→ Objective: Copy every line that mentions the word "физическим".

[BEGIN Material for this exercise]

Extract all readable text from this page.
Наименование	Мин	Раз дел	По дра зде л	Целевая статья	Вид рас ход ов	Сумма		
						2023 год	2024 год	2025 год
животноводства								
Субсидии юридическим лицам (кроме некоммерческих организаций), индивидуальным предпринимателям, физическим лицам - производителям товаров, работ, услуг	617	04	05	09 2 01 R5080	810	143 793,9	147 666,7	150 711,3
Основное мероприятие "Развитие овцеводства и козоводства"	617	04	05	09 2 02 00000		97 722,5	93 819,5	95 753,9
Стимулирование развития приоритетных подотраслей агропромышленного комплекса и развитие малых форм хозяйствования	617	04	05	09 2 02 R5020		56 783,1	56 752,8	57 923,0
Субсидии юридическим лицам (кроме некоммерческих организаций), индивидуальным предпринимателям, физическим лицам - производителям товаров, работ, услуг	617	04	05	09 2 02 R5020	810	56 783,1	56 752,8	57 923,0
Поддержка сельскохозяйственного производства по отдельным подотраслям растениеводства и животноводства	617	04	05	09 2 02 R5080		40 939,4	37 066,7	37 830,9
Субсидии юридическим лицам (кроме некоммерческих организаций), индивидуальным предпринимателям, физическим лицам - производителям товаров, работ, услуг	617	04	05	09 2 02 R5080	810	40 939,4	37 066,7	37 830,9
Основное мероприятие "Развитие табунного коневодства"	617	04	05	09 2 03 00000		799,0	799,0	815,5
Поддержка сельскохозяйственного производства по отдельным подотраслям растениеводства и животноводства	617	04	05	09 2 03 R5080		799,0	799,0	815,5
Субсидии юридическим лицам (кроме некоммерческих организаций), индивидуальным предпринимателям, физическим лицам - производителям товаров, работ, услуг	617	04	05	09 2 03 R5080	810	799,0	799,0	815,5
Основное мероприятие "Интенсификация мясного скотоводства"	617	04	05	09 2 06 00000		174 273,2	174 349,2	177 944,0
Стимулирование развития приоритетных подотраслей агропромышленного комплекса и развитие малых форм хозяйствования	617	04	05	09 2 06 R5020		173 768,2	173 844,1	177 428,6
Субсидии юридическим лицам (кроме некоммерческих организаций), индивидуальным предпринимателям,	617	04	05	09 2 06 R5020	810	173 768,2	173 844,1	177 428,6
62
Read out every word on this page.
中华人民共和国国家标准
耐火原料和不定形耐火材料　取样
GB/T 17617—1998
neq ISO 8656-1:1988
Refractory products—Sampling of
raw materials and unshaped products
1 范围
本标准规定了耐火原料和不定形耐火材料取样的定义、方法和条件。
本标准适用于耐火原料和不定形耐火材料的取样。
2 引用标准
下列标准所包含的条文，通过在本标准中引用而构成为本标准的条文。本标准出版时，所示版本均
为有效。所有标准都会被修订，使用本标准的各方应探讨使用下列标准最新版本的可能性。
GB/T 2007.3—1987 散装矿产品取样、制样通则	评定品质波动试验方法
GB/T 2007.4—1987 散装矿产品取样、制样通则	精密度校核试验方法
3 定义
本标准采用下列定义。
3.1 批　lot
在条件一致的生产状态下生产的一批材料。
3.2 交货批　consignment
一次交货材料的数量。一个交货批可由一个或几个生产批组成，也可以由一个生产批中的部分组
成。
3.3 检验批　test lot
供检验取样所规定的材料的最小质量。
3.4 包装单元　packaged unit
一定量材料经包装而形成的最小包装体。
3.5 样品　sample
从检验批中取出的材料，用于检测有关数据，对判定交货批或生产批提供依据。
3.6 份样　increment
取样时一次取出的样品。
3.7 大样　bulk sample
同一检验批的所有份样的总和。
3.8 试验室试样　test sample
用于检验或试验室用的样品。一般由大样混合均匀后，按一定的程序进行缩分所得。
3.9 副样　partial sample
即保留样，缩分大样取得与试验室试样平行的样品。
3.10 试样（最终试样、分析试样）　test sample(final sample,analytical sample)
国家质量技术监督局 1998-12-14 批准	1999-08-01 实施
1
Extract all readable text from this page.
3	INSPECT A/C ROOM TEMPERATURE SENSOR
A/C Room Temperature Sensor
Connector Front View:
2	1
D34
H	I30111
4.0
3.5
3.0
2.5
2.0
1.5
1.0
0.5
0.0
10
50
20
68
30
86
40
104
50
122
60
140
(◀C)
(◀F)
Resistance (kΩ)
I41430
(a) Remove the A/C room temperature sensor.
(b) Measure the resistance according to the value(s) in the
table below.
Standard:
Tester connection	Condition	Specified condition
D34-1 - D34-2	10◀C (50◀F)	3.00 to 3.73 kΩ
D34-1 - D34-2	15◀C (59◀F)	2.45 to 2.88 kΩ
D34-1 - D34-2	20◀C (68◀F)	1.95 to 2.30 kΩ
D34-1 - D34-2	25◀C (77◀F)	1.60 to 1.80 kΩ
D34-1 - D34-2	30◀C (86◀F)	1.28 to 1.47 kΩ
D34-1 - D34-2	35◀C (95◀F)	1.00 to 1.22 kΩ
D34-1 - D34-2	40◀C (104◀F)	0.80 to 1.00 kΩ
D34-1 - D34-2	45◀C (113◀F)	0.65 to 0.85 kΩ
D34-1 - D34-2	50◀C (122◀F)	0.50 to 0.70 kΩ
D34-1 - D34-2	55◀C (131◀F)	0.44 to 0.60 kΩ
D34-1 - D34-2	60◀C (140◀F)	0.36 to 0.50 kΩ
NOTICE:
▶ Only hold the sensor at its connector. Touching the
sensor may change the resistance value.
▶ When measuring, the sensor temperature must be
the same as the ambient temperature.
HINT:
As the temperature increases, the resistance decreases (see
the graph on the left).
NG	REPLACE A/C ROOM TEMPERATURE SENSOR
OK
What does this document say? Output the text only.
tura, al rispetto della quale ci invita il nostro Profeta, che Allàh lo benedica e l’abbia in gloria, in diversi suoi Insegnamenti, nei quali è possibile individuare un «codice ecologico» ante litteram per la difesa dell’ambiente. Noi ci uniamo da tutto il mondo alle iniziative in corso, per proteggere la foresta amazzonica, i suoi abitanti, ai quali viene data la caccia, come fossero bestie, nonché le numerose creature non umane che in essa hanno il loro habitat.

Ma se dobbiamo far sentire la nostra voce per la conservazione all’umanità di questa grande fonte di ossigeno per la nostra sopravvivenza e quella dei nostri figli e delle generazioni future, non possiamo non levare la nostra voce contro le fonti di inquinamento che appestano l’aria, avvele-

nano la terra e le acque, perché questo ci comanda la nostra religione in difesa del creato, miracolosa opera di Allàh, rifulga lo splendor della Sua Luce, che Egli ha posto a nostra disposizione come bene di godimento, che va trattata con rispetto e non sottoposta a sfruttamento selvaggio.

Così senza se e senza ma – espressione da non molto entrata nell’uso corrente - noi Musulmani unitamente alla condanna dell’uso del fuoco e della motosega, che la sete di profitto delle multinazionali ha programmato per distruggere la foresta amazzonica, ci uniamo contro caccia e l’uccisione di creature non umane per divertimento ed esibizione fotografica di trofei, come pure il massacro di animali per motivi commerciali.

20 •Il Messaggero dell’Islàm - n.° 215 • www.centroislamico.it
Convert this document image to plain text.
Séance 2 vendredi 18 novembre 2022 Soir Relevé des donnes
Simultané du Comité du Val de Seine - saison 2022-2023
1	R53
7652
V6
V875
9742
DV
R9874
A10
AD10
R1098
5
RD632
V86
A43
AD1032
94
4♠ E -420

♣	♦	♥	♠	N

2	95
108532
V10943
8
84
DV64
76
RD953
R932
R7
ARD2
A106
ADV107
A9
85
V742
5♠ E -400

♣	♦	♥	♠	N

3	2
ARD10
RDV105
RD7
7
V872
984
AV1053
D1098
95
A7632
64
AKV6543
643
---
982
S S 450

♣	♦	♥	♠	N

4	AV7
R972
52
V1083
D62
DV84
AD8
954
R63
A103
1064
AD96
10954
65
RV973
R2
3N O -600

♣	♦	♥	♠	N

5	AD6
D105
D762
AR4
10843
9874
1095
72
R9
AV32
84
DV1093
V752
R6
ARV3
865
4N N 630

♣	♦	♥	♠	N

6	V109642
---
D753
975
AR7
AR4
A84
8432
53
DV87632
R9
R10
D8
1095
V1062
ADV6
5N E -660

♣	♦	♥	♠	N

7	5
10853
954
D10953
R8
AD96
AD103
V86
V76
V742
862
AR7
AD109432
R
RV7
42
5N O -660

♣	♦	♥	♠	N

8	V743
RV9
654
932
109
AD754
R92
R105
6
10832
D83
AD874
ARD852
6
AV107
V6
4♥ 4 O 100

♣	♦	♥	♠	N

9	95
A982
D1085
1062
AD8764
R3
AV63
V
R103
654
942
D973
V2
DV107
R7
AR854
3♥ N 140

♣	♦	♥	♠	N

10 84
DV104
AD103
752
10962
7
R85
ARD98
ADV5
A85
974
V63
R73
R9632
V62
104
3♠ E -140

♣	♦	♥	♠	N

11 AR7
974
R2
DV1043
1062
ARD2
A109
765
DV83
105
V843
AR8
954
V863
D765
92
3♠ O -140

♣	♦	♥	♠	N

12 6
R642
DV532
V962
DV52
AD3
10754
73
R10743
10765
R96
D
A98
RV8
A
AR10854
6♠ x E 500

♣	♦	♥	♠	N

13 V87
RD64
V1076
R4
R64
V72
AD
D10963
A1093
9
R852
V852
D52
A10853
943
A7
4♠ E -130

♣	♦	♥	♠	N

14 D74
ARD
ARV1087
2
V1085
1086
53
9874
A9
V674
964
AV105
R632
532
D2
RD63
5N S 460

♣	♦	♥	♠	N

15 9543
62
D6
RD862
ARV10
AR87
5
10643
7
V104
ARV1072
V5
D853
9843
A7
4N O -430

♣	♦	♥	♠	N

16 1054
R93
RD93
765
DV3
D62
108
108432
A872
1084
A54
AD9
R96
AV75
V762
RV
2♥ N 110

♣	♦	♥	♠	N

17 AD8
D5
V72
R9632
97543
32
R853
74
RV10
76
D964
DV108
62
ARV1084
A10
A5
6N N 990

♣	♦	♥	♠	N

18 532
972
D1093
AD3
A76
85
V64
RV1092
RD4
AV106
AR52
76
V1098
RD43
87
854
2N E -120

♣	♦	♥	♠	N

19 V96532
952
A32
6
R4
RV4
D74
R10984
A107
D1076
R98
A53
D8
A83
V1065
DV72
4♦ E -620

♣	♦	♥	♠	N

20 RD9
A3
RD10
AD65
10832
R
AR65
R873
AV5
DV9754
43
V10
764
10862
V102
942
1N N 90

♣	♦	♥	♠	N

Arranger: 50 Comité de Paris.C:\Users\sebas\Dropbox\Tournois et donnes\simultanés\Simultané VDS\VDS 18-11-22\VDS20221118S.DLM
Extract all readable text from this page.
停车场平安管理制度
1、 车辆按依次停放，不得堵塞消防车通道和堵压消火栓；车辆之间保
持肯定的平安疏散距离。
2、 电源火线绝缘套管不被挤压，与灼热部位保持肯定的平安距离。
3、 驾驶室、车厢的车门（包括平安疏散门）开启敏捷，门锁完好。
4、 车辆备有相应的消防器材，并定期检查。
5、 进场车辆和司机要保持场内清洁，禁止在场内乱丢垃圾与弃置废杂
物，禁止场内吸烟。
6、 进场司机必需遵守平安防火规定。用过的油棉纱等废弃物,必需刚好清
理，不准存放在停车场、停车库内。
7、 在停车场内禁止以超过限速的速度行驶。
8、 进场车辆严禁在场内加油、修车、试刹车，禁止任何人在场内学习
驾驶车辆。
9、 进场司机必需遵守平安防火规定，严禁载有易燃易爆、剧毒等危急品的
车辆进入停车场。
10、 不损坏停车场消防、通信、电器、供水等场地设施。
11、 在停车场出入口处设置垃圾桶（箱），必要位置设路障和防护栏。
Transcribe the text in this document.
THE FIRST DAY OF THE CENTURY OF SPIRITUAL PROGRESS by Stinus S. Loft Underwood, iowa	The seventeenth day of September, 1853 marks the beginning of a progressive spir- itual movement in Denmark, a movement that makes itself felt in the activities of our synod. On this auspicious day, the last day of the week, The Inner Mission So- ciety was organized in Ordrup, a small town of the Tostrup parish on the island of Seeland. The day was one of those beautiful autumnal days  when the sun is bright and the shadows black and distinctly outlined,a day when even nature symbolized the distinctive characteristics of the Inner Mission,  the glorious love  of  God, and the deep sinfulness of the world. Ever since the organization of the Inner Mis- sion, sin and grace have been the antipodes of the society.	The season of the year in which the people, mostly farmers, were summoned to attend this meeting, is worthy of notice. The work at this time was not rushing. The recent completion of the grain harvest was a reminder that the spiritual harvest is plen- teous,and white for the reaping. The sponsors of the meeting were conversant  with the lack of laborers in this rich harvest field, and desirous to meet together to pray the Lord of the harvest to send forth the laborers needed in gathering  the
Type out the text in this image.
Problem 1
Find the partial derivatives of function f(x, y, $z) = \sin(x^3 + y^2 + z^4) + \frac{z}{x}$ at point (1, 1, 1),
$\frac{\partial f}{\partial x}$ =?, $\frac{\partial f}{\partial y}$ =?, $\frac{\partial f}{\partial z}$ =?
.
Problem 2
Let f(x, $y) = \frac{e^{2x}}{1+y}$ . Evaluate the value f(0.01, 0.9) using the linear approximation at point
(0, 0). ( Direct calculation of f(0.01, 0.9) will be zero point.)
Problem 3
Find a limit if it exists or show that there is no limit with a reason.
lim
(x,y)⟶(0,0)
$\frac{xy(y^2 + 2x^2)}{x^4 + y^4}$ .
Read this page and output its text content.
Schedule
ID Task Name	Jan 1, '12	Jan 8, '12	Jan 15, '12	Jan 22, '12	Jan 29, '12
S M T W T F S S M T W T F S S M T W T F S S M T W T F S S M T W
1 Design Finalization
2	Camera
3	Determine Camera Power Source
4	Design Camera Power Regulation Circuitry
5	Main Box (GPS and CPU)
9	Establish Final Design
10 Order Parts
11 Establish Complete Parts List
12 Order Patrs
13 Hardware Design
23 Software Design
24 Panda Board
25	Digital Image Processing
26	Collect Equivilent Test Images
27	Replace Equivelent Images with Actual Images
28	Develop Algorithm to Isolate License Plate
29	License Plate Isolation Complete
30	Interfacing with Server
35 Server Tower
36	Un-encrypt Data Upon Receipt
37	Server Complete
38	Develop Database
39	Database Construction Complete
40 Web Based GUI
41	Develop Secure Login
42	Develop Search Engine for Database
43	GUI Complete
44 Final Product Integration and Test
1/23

[END Material for this exercise]

→ Response:
Субсидии юридическим лицам (кроме некоммерческих организаций), индивидуальным предпринимателям, физическим лицам - производителям товаров, работ, услуг	617	04	05	09 2 01 R5080	810	143 793,9	147 666,7	150 711,3
Субсидии юридическим лицам (кроме некоммерческих организаций), индивидуальным предпринимателям, физическим лицам - производителям товаров, работ, услуг	617	04	05	09 2 02 R5020	810	56 783,1	56 752,8	57 923,0
Субсидии юридическим лицам (кроме некоммерческих организаций), индивидуальным предпринимателям, физическим лицам - производителям товаров, работ, услуг	617	04	05	09 2 02 R5080	810	40 939,4	37 066,7	37 830,9
Субсидии юридическим лицам (кроме некоммерческих организаций), индивидуальным предпринимателям, физическим лицам - производителям товаров, работ, услуг	617	04	05	09 2 03 R5080	810	799,0	799,0	815,5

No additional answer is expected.